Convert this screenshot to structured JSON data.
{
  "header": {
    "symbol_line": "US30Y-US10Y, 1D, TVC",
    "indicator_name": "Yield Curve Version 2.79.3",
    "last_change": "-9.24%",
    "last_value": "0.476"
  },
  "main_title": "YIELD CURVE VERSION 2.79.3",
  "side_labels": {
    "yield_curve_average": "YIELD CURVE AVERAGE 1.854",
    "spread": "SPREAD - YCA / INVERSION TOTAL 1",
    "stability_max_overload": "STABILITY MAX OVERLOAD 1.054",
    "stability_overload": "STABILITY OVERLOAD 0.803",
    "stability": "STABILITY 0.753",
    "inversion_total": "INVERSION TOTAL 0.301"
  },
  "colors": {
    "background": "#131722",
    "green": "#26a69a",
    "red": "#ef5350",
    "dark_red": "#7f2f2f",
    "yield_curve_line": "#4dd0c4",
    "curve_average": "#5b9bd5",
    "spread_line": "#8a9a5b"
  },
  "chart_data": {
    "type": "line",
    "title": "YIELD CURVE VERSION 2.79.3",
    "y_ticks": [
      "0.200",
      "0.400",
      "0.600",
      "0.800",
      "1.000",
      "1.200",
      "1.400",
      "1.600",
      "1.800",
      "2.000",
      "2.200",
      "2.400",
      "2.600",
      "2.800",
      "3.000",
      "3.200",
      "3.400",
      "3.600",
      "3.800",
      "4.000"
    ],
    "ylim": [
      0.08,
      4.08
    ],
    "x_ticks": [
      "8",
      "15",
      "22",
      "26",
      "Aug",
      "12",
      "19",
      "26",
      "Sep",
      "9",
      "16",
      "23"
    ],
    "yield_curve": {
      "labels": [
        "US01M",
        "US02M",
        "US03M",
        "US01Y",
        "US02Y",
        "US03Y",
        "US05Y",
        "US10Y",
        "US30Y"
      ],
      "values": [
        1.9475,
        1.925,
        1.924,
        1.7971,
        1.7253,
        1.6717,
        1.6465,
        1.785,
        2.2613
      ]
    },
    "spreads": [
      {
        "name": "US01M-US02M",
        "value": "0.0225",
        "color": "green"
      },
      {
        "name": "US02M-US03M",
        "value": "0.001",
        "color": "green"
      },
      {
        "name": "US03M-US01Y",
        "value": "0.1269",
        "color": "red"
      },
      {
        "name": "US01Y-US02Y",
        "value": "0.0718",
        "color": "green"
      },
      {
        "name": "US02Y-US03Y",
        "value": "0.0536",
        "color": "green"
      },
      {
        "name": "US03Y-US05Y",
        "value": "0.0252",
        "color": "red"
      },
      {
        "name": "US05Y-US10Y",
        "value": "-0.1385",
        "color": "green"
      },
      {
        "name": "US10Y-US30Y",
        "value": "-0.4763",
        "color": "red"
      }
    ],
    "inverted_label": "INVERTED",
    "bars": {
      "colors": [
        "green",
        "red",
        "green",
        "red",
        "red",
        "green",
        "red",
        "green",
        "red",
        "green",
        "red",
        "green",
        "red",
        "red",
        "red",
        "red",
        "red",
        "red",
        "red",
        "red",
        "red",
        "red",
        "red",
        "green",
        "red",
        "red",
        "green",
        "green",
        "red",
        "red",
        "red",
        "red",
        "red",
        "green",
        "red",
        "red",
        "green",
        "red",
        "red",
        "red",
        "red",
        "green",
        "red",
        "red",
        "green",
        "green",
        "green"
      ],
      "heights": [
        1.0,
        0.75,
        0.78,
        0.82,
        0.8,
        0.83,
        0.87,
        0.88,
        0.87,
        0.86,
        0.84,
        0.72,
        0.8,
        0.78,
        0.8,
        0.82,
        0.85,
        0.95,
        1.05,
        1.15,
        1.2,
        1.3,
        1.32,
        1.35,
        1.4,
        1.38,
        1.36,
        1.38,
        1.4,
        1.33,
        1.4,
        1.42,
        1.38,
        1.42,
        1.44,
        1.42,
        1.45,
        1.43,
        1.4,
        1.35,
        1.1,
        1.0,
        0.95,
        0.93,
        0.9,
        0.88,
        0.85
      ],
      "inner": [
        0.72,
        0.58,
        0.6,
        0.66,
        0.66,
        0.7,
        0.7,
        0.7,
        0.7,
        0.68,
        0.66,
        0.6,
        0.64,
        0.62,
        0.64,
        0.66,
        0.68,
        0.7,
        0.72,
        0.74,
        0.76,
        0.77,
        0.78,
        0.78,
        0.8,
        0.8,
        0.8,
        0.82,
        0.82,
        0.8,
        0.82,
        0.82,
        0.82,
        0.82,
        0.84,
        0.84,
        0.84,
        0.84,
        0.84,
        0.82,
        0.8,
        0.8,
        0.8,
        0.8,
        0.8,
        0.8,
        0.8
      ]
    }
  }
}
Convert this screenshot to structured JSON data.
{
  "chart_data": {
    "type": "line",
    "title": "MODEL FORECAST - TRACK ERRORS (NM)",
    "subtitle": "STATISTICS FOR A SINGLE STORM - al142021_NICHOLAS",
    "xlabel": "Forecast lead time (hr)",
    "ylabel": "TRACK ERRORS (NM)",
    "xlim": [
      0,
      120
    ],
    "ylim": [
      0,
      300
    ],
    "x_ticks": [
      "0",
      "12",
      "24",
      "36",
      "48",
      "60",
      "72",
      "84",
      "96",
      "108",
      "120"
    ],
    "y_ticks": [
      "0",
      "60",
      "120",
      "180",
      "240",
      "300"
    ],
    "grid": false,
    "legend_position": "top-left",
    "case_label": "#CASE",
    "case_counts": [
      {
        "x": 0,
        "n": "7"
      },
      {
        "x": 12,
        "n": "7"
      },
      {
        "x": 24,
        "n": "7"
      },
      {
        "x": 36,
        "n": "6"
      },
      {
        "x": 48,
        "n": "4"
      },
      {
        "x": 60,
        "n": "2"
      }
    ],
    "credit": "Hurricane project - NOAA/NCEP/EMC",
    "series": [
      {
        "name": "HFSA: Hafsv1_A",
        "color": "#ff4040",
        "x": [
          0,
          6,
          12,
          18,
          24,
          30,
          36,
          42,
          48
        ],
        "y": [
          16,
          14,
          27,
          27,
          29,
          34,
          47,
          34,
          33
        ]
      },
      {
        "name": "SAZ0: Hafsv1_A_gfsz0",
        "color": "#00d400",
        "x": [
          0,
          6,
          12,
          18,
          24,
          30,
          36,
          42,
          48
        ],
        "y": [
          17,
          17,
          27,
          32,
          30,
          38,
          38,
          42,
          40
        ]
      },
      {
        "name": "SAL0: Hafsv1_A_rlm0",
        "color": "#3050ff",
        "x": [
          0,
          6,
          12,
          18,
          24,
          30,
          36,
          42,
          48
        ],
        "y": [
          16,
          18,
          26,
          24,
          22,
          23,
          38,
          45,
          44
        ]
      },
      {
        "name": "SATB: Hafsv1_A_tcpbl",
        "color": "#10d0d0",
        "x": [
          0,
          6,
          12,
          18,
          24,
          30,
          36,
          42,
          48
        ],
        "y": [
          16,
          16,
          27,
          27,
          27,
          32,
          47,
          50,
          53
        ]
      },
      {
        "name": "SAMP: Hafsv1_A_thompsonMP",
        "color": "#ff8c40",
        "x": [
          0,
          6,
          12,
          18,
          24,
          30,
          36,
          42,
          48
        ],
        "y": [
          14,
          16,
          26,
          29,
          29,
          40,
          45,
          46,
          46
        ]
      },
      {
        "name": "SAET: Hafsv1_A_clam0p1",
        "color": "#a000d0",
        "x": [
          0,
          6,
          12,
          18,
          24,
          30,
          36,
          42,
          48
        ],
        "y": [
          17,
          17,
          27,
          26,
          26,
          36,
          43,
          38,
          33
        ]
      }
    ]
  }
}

Instruction =>
Search the data for "TRACK" and list every line in which it occurs.

Answer for this exercise =>
    "title": "MODEL FORECAST - TRACK ERRORS (NM)",
    "ylabel": "TRACK ERRORS (NM)",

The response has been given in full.